Provided data
☆ ☆ ☆

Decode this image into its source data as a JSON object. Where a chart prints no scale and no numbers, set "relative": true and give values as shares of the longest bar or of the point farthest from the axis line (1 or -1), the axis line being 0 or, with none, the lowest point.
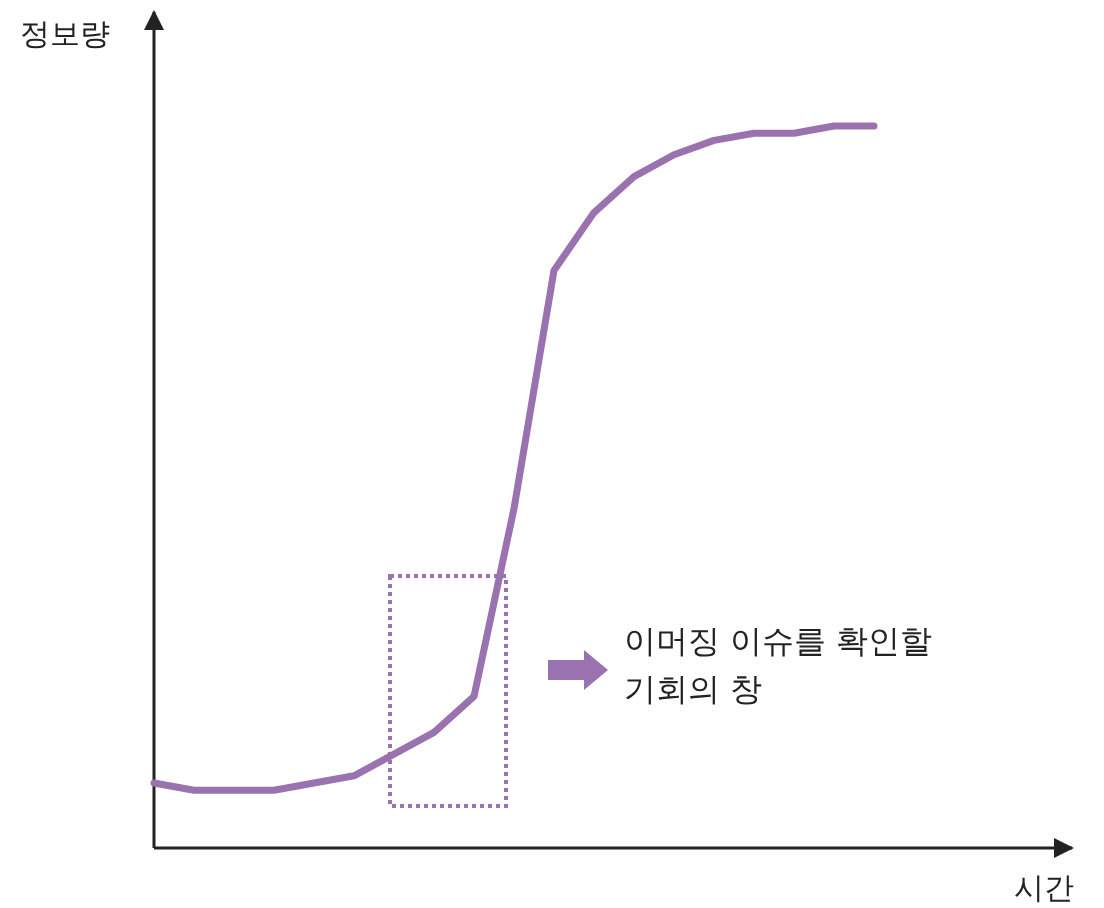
{
  "chart_data": {
    "type": "line",
    "relative": true,
    "xlabel": "시간",
    "ylabel": "정보량",
    "annotations": [
      "이머징 이슈를 확인할 기회의 창"
    ],
    "categories": [
      null,
      null,
      null,
      null,
      null,
      null,
      null,
      null,
      null,
      null,
      null,
      null,
      null,
      null,
      null,
      null,
      null,
      null,
      null,
      null,
      null,
      null,
      null
    ],
    "series": [
      {
        "color": "#9b72b0",
        "values": [
          0.09,
          0.08,
          0.08,
          0.08,
          0.09,
          0.1,
          0.13,
          0.16,
          0.21,
          0.47,
          0.8,
          0.88,
          0.93,
          0.96,
          0.98,
          0.99,
          0.99,
          1.0,
          1.0,
          null,
          null,
          null,
          null
        ]
      }
    ]
  }
}
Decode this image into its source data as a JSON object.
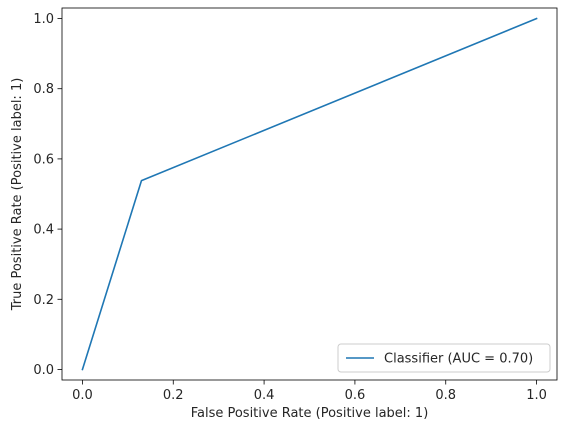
{
  "chart_data": {
    "type": "line",
    "title": "",
    "xlabel": "False Positive Rate (Positive label: 1)",
    "ylabel": "True Positive Rate (Positive label: 1)",
    "xlim": [
      -0.045,
      1.045
    ],
    "ylim": [
      -0.03,
      1.03
    ],
    "x_ticks": [
      0.0,
      0.2,
      0.4,
      0.6,
      0.8,
      1.0
    ],
    "y_ticks": [
      0.0,
      0.2,
      0.4,
      0.6,
      0.8,
      1.0
    ],
    "x_tick_labels": [
      "0.0",
      "0.2",
      "0.4",
      "0.6",
      "0.8",
      "1.0"
    ],
    "y_tick_labels": [
      "0.0",
      "0.2",
      "0.4",
      "0.6",
      "0.8",
      "1.0"
    ],
    "grid": false,
    "legend": {
      "placement": "bottom-right",
      "entries": [
        "Classifier (AUC = 0.70)"
      ]
    },
    "series": [
      {
        "name": "Classifier (AUC = 0.70)",
        "color": "#1f77b4",
        "x": [
          0.0,
          0.13,
          1.0
        ],
        "y": [
          0.0,
          0.538,
          1.0
        ]
      }
    ]
  }
}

☆ ☆ ☆

Task details
Omit any images, then output the listing exactly.

Output of the task
Decode this image into its source data as a JSON object. Where a chart prints no scale and no numbers, set "relative": true and give values as shares of the longest bar or of the point farthest from the axis line (1 or -1), the axis line being 0 or, with none, the lowest point.
{
  "chart_data": {
    "type": "line",
    "relative": true,
    "xlabel": "시간",
    "ylabel": "정보량",
    "annotations": [
      "이머징 이슈를 확인할 기회의 창"
    ],
    "categories": [
      null,
      null,
      null,
      null,
      null,
      null,
      null,
      null,
      null,
      null,
      null,
      null,
      null,
      null,
      null,
      null,
      null,
      null,
      null,
      null,
      null,
      null,
      null
    ],
    "series": [
      {
        "color": "#9b72b0",
        "values": [
          0.09,
          0.08,
          0.08,
          0.08,
          0.09,
          0.1,
          0.13,
          0.16,
          0.21,
          0.47,
          0.8,
          0.88,
          0.93,
          0.96,
          0.98,
          0.99,
          0.99,
          1.0,
          1.0,
          null,
          null,
          null,
          null
        ]
      }
    ]
  }
}
Decode this image into its source data as a JSON object.
{
  "chart_data": {
    "type": "line",
    "title": "",
    "xlabel": "False Positive Rate (Positive label: 1)",
    "ylabel": "True Positive Rate (Positive label: 1)",
    "xlim": [
      -0.045,
      1.045
    ],
    "ylim": [
      -0.03,
      1.03
    ],
    "x_ticks": [
      0.0,
      0.2,
      0.4,
      0.6,
      0.8,
      1.0
    ],
    "y_ticks": [
      0.0,
      0.2,
      0.4,
      0.6,
      0.8,
      1.0
    ],
    "x_tick_labels": [
      "0.0",
      "0.2",
      "0.4",
      "0.6",
      "0.8",
      "1.0"
    ],
    "y_tick_labels": [
      "0.0",
      "0.2",
      "0.4",
      "0.6",
      "0.8",
      "1.0"
    ],
    "grid": false,
    "legend": {
      "placement": "bottom-right",
      "entries": [
        "Classifier (AUC = 0.70)"
      ]
    },
    "series": [
      {
        "name": "Classifier (AUC = 0.70)",
        "color": "#1f77b4",
        "x": [
          0.0,
          0.13,
          1.0
        ],
        "y": [
          0.0,
          0.538,
          1.0
        ]
      }
    ]
  }
}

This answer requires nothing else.